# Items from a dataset
____

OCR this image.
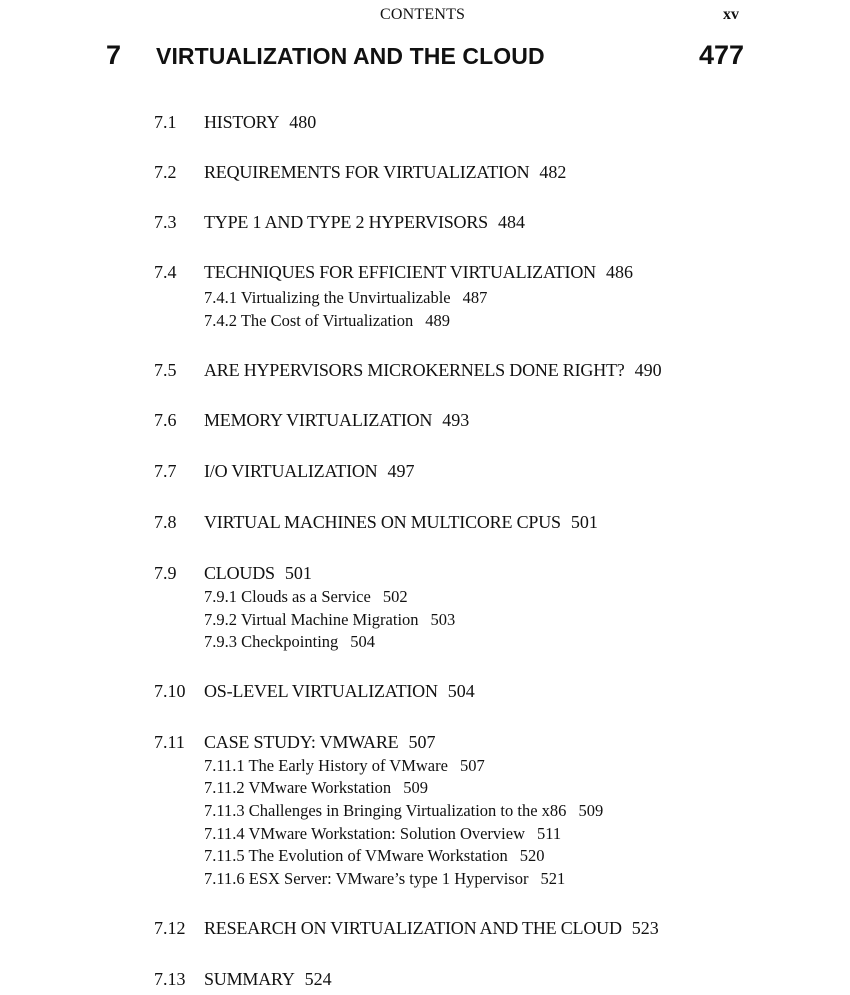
CONTENTS	xv
7 VIRTUALIZATION AND THE CLOUD	477
7.1 HISTORY 480
7.2 REQUIREMENTS FOR VIRTUALIZATION 482
7.3 TYPE 1 AND TYPE 2 HYPERVISORS 484
7.4 TECHNIQUES FOR EFFICIENT VIRTUALIZATION 486
7.4.1 Virtualizing the Unvirtualizable 487
7.4.2 The Cost of Virtualization 489
7.5 ARE HYPERVISORS MICROKERNELS DONE RIGHT? 490
7.6 MEMORY VIRTUALIZATION 493
7.7 I/O VIRTUALIZATION 497
7.8 VIRTUAL MACHINES ON MULTICORE CPUS 501
7.9 CLOUDS 501
7.9.1 Clouds as a Service 502
7.9.2 Virtual Machine Migration 503
7.9.3 Checkpointing 504
7.10 OS-LEVEL VIRTUALIZATION 504
7.11 CASE STUDY: VMWARE 507
7.11.1 The Early History of VMware 507
7.11.2 VMware Workstation 509
7.11.3 Challenges in Bringing Virtualization to the x86 509
7.11.4 VMware Workstation: Solution Overview 511
7.11.5 The Evolution of VMware Workstation 520
7.11.6 ESX Server: VMware’s type 1 Hypervisor 521
7.12 RESEARCH ON VIRTUALIZATION AND THE CLOUD 523
7.13 SUMMARY 524
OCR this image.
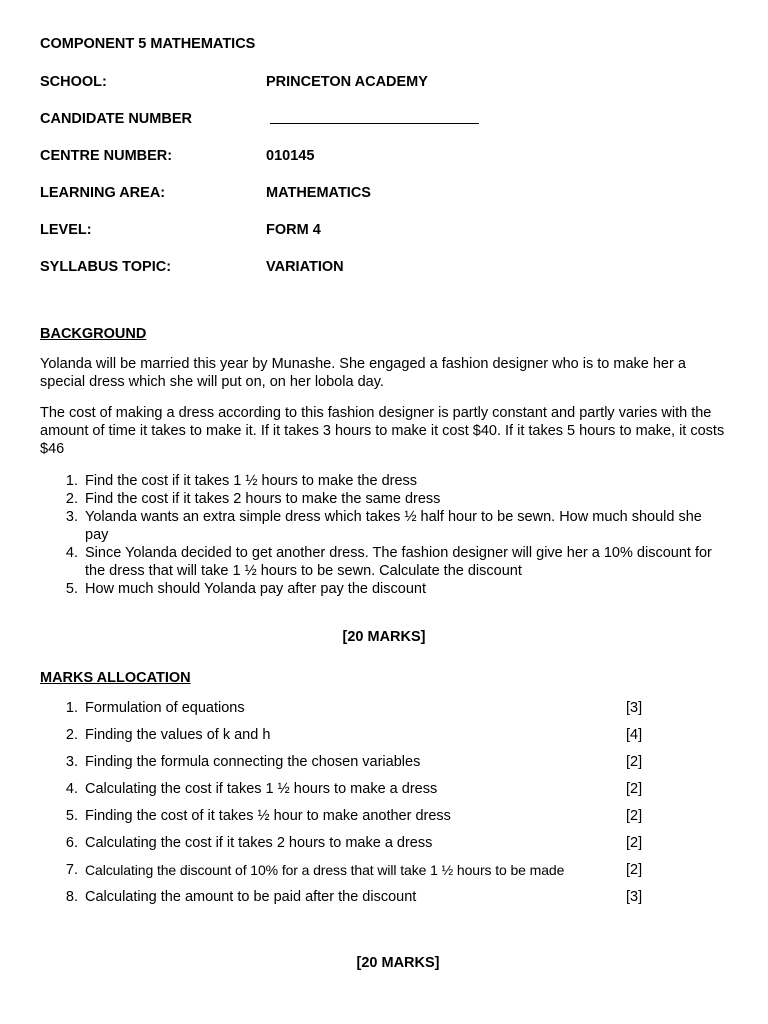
COMPONENT 5 MATHEMATICS
SCHOOL:	PRINCETON ACADEMY
CANDIDATE NUMBER
CENTRE NUMBER:	010145
LEARNING AREA:	MATHEMATICS
LEVEL:	FORM 4
SYLLABUS TOPIC:	VARIATION
BACKGROUND
Yolanda will be married this year by Munashe. She engaged a fashion designer who is to make her a special dress which she will put on, on her lobola day.
The cost of making a dress according to this fashion designer is partly constant and partly varies with the amount of time it takes to make it. If it takes 3 hours to make it cost $40. If it takes 5 hours to make, it costs $46
1. Find the cost if it takes 1 ½ hours to make the dress
2. Find the cost if it takes 2 hours to make the same dress
3. Yolanda wants an extra simple dress which takes ½ half hour to be sewn. How much should she pay
4. Since Yolanda decided to get another dress. The fashion designer will give her a 10% discount for the dress that will take 1 ½ hours to be sewn. Calculate the discount
5. How much should Yolanda pay after pay the discount
[20 MARKS]
MARKS ALLOCATION
1. Formulation of equations	[3]
2. Finding the values of k and h	[4]
3. Finding the formula connecting the chosen variables	[2]
4. Calculating the cost if takes 1 ½ hours to make a dress	[2]
5. Finding the cost of it takes ½ hour to make another dress	[2]
6. Calculating the cost if it takes 2 hours to make a dress	[2]
7. Calculating the discount of 10% for a dress that will take 1 ½ hours to be made	[2]
8. Calculating the amount to be paid after the discount	[3]
[20 MARKS]
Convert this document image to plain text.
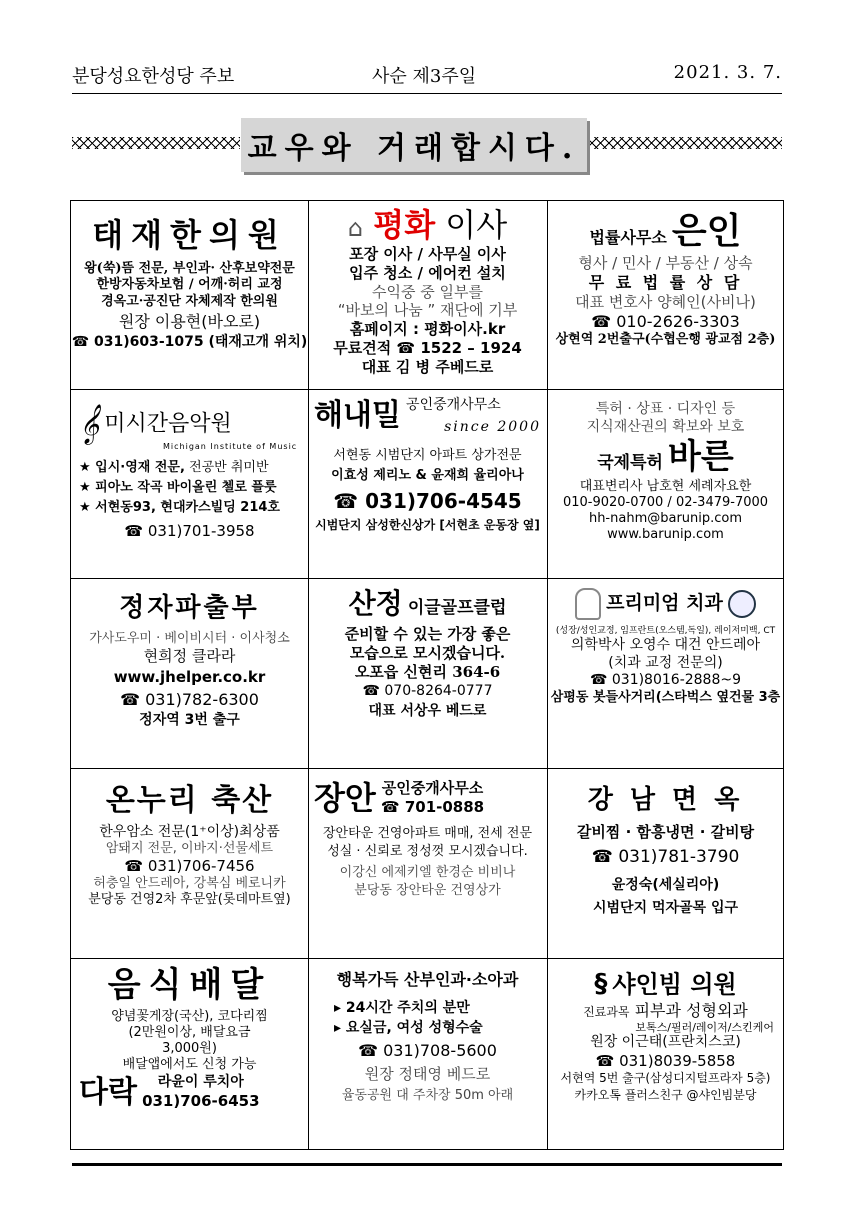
분당성요한성당 주보	사순 제3주일	2021. 3. 7.
교우와 거래합시다.
태재한의원
왕(쑥)뜸 전문, 부인과· 산후보약전문
한방자동차보험 / 어깨·허리 교정
경옥고·공진단 자체제작 한의원
원장 이용현(바오로)
☎ 031)603-1075 (태재고개 위치)
⌂ 평화 이사
포장 이사 / 사무실 이사
입주 청소 / 에어컨 설치
수익중 중 일부를
“바보의 나눔 ” 재단에 기부
홈페이지 : 평화이사.kr
무료견적 ☎ 1522 – 1924
대표 김 병 주베드로
법률사무소 은인
형사 / 민사 / 부동산 / 상속
무 료 법 률 상 담
대표 변호사 양혜인(사비나)
☎ 010-2626-3303
상현역 2번출구(수협은행 광교점 2층)
𝄞 미시간음악원
Michigan Institute of Music
★ 입시·영재 전문, 전공반 취미반
★ 피아노 작곡 바이올린 첼로 플룻
★ 서현동93, 현대카스빌딩 214호
☎ 031)701-3958
해내밀 공인중개사무소
since 2000
서현동 시범단지 아파트 상가전문
이효성 제리노 & 윤재희 율리아나
☎ 031)706-4545
시범단지 삼성한신상가 [서현초 운동장 옆]
특허 · 상표 · 디자인 등
지식재산권의 확보와 보호
국제특허 바른
대표변리사 남호현 세례자요한
010-9020-0700 / 02-3479-7000
hh-nahm@barunip.com
www.barunip.com
정자파출부
가사도우미 · 베이비시터 · 이사청소
현희정 클라라
www.jhelper.co.kr
☎ 031)782-6300
정자역 3번 출구
산정 이글골프클럽
준비할 수 있는 가장 좋은
모습으로 모시겠습니다.
오포읍 신현리 364-6
☎ 070-8264-0777
대표 서상우 베드로
프리미엄 치과
(성장/성인교정, 임프란트(오스템,독일), 레이저미백, CT
의학박사 오영수 대건 안드레아
(치과 교정 전문의)
☎ 031)8016-2888~9
삼평동 봇들사거리(스타벅스 옆건물 3층
온누리 축산
한우암소 전문(1⁺이상)최상품
암돼지 전문, 이바지·선물세트
☎ 031)706-7456
허충일 안드레아, 강복심 베로니카
분당동 건영2차 후문앞(롯데마트옆)
장안 공인중개사무소
☎ 701-0888
장안타운 건영아파트 매매, 전세 전문
성실 · 신뢰로 정성껏 모시겠습니다.
이강신 에제키엘 한경순 비비나
분당동 장안타운 건영상가
강 남 면 옥
갈비찜 · 함흥냉면 · 갈비탕
☎ 031)781-3790
윤정숙(세실리아)
시범단지 먹자골목 입구
음식배달
양념꽃게장(국산), 코다리찜
(2만원이상, 배달요금
3,000원)
배달앱에서도 신청 가능
다락	라윤이 루치아
031)706-6453
행복가득 산부인과·소아과
▸ 24시간 주치의 분만
▸ 요실금, 여성 성형수술
☎ 031)708-5600
원장 정태영 베드로
율동공원 대 주차장 50m 아래
§ 샤인빔 의원
진료과목 피부과 성형외과
보톡스/필러/레이저/스킨케어
원장 이근태(프란치스코)
☎ 031)8039-5858
서현역 5번 출구(삼성디지털프라자 5층)
카카오톡 플러스친구 @샤인빔분당
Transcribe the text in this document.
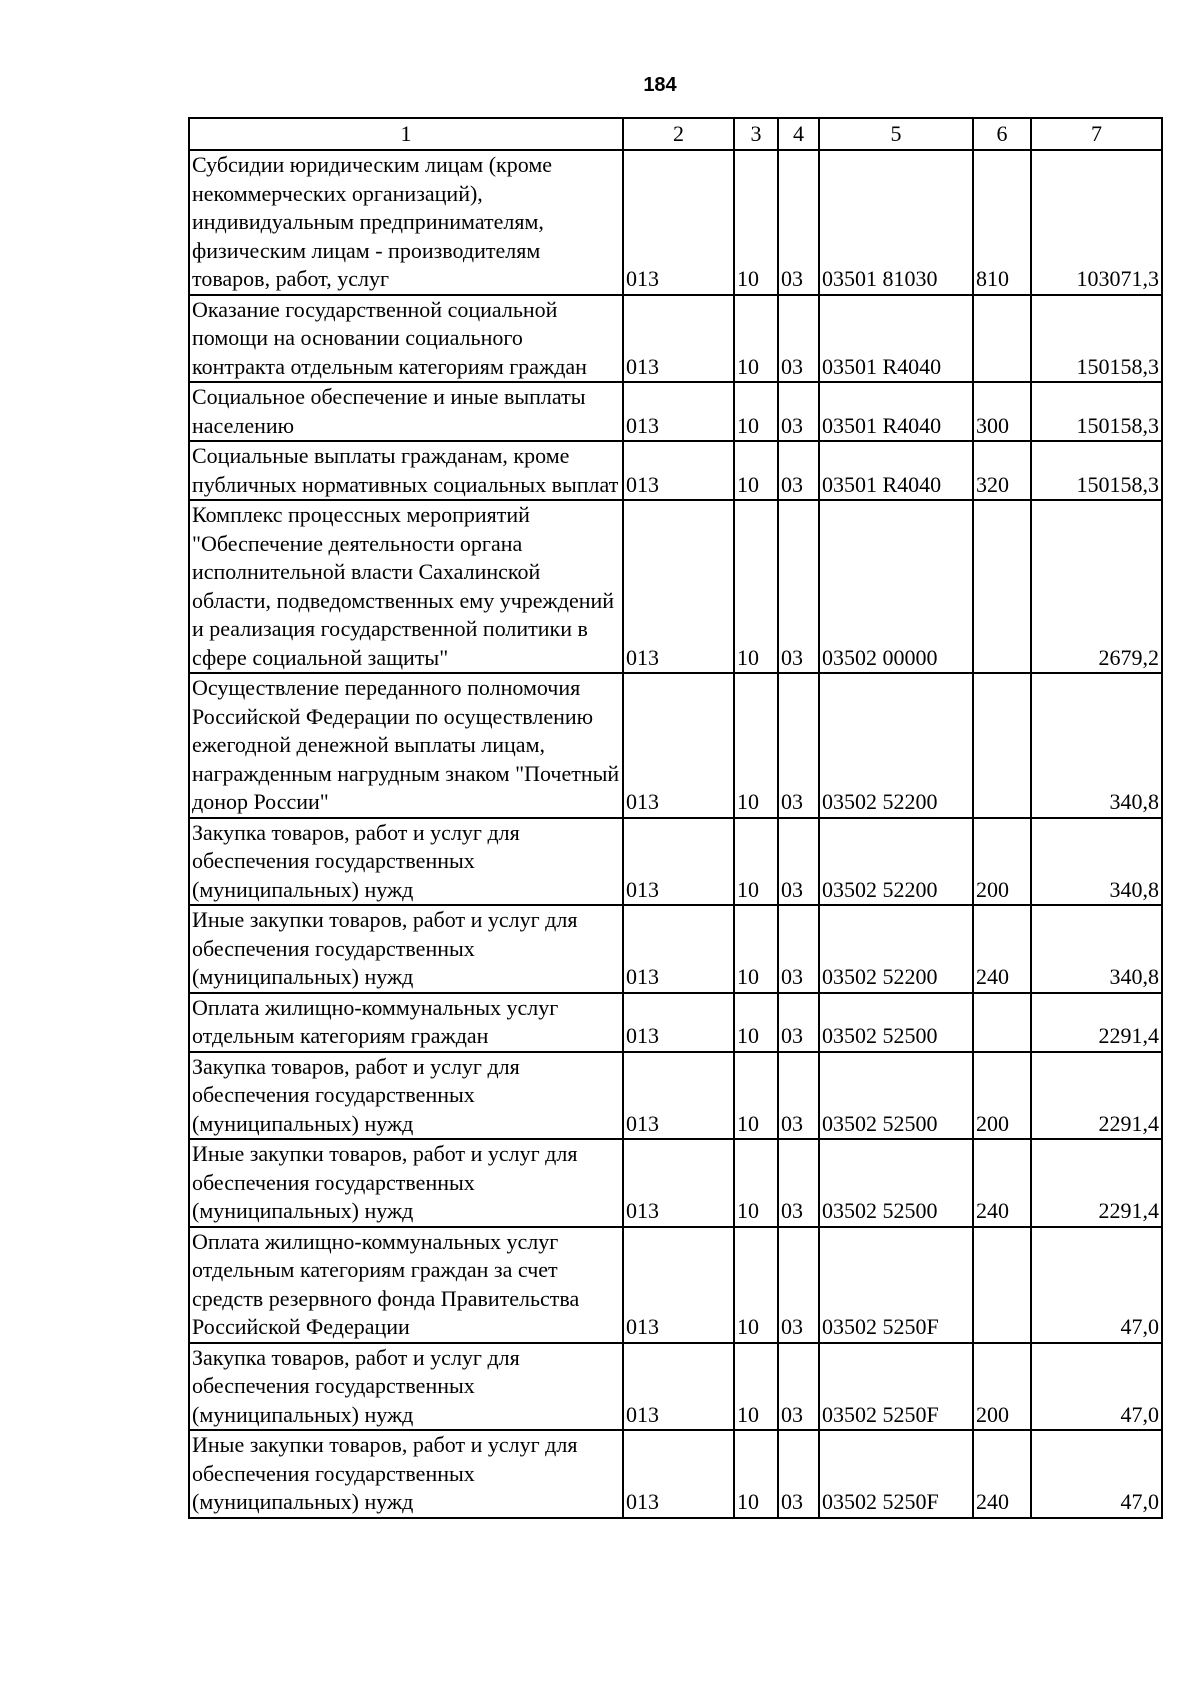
184
1	2	3	4	5	6	7
Субсидии юридическим лицам (кроме некоммерческих организаций), индивидуальным предпринимателям, физическим лицам - производителям товаров, работ, услуг	013	10	03	03501 81030	810	103071,3
Оказание государственной социальной помощи на основании социального контракта отдельным категориям граждан	013	10	03	03501 R4040		150158,3
Социальное обеспечение и иные выплаты населению	013	10	03	03501 R4040	300	150158,3
Социальные выплаты гражданам, кроме публичных нормативных социальных выплат	013	10	03	03501 R4040	320	150158,3
Комплекс процессных мероприятий "Обеспечение деятельности органа исполнительной власти Сахалинской области, подведомственных ему учреждений и реализация государственной политики в сфере социальной защиты"	013	10	03	03502 00000		2679,2
Осуществление переданного полномочия Российской Федерации по осуществлению ежегодной денежной выплаты лицам, награжденным нагрудным знаком "Почетный донор России"	013	10	03	03502 52200		340,8
Закупка товаров, работ и услуг для обеспечения государственных (муниципальных) нужд	013	10	03	03502 52200	200	340,8
Иные закупки товаров, работ и услуг для обеспечения государственных (муниципальных) нужд	013	10	03	03502 52200	240	340,8
Оплата жилищно-коммунальных услуг отдельным категориям граждан	013	10	03	03502 52500		2291,4
Закупка товаров, работ и услуг для обеспечения государственных (муниципальных) нужд	013	10	03	03502 52500	200	2291,4
Иные закупки товаров, работ и услуг для обеспечения государственных (муниципальных) нужд	013	10	03	03502 52500	240	2291,4
Оплата жилищно-коммунальных услуг отдельным категориям граждан за счет средств резервного фонда Правительства Российской Федерации	013	10	03	03502 5250F		47,0
Закупка товаров, работ и услуг для обеспечения государственных (муниципальных) нужд	013	10	03	03502 5250F	200	47,0
Иные закупки товаров, работ и услуг для обеспечения государственных (муниципальных) нужд	013	10	03	03502 5250F	240	47,0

____

Collect each line containing the string "Российской".

# SOLUTION
Осуществление переданного полномочия Российской Федерации по осуществлению ежегодной денежной выплаты лицам, награжденным нагрудным знаком "Почетный донор России"	013	10	03	03502 52200		340,8
Оплата жилищно-коммунальных услуг отдельным категориям граждан за счет средств резервного фонда Правительства Российской Федерации	013	10	03	03502 5250F		47,0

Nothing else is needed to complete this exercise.